Write out each of the rows below word for word, keeping every line the same.

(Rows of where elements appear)
^^^^

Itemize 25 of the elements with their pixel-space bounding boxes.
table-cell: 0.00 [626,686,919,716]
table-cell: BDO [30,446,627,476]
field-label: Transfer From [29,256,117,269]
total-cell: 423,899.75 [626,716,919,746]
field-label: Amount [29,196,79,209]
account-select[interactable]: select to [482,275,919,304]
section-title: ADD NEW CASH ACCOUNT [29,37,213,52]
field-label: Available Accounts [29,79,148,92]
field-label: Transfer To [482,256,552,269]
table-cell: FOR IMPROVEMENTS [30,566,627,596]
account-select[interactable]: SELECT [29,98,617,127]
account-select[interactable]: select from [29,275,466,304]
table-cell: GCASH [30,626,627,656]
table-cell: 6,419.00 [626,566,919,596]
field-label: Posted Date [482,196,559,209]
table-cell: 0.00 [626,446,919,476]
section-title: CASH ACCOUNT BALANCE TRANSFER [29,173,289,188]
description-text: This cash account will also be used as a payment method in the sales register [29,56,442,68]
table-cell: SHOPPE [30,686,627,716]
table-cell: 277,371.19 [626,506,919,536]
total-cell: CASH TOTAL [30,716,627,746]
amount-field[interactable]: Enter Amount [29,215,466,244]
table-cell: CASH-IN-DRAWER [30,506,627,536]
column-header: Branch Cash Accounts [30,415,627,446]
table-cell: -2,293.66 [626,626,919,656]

^^^^

● **Response to the exercise**:
Itemize 25 of the elements with their pixel-space bounding boxes.
table-cell: 0.00 [626,686,919,716]
table-cell: BDO [30,446,627,476]
field-label: Transfer From [29,256,117,269]
total-cell: 423,899.75 [626,716,919,746]
field-label: Amount [29,196,79,209]
account-select[interactable]: select to [482,275,919,304]
section-title: ADD NEW CASH ACCOUNT [29,37,213,52]
field-label: Available Accounts [29,79,148,92]
field-label: Transfer To [482,256,552,269]
table-cell: FOR IMPROVEMENTS [30,566,627,596]
account-select[interactable]: SELECT [29,98,617,127]
account-select[interactable]: select from [29,275,466,304]
table-cell: GCASH [30,626,627,656]
table-cell: 6,419.00 [626,566,919,596]
field-label: Posted Date [482,196,559,209]
table-cell: 0.00 [626,446,919,476]
section-title: CASH ACCOUNT BALANCE TRANSFER [29,173,289,188]
description-text: This cash account will also be used as a payment method in the sales register [29,56,442,68]
table-cell: SHOPPE [30,686,627,716]
table-cell: 277,371.19 [626,506,919,536]
total-cell: CASH TOTAL [30,716,627,746]
amount-field[interactable]: Enter Amount [29,215,466,244]
table-cell: CASH-IN-DRAWER [30,506,627,536]
column-header: Branch Cash Accounts [30,415,627,446]
table-cell: -2,293.66 [626,626,919,656]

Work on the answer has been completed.